## WHAT IS NEEDED
Identify each row below that contains the string "Normal" and copy those rows in full.

## LISTED RECORDS
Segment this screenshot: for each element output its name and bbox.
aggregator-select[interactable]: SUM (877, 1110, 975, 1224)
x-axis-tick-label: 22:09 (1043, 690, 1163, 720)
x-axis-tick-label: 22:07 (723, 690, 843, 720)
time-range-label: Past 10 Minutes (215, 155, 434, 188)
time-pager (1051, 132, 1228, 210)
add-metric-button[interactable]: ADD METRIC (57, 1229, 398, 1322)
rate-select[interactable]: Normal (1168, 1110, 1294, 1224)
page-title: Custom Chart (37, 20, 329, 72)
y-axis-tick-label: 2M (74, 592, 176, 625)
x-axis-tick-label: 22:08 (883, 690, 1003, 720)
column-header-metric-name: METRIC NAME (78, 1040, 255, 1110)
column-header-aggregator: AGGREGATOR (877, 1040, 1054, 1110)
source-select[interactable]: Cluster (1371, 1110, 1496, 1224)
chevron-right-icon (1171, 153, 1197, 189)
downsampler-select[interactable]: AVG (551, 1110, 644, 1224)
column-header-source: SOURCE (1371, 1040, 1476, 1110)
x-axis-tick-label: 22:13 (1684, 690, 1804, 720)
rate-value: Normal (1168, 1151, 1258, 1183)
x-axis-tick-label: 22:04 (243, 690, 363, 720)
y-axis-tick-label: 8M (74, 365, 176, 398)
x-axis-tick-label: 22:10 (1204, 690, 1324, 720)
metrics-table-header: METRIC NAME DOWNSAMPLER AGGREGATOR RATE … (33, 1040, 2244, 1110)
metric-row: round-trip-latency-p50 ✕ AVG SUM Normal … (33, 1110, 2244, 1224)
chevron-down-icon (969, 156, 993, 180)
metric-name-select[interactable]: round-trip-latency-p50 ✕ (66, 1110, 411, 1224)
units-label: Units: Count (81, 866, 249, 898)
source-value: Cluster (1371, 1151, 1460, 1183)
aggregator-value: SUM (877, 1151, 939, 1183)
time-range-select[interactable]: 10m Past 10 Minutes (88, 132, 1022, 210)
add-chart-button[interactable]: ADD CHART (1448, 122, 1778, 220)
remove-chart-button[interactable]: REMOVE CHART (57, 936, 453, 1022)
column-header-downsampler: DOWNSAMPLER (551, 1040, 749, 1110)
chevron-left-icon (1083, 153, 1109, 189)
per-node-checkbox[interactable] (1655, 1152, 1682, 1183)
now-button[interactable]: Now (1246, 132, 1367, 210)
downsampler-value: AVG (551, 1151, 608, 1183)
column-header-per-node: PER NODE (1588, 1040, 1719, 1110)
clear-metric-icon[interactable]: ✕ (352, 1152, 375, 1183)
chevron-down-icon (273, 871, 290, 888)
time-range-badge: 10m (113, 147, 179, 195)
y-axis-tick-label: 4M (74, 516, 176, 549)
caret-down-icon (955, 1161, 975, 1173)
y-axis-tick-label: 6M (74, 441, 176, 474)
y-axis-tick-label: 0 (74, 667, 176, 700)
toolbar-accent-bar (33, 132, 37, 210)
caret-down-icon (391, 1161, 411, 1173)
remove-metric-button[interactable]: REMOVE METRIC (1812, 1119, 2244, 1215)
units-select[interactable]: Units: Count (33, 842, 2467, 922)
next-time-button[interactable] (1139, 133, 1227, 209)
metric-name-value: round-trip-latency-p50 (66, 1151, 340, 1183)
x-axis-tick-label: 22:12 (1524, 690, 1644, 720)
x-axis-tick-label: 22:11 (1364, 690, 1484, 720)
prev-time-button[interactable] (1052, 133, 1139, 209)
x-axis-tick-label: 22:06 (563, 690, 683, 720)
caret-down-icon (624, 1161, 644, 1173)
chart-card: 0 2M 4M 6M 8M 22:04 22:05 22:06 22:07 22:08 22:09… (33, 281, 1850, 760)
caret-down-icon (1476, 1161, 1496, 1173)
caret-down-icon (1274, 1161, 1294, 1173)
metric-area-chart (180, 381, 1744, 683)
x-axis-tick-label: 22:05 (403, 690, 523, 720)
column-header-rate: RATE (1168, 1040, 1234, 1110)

## TASK SOLUTION
rate-select[interactable]: Normal (1168, 1110, 1294, 1224)
rate-value: Normal (1168, 1151, 1258, 1183)
metric-row: round-trip-latency-p50 ✕ AVG SUM Normal … (33, 1110, 2244, 1224)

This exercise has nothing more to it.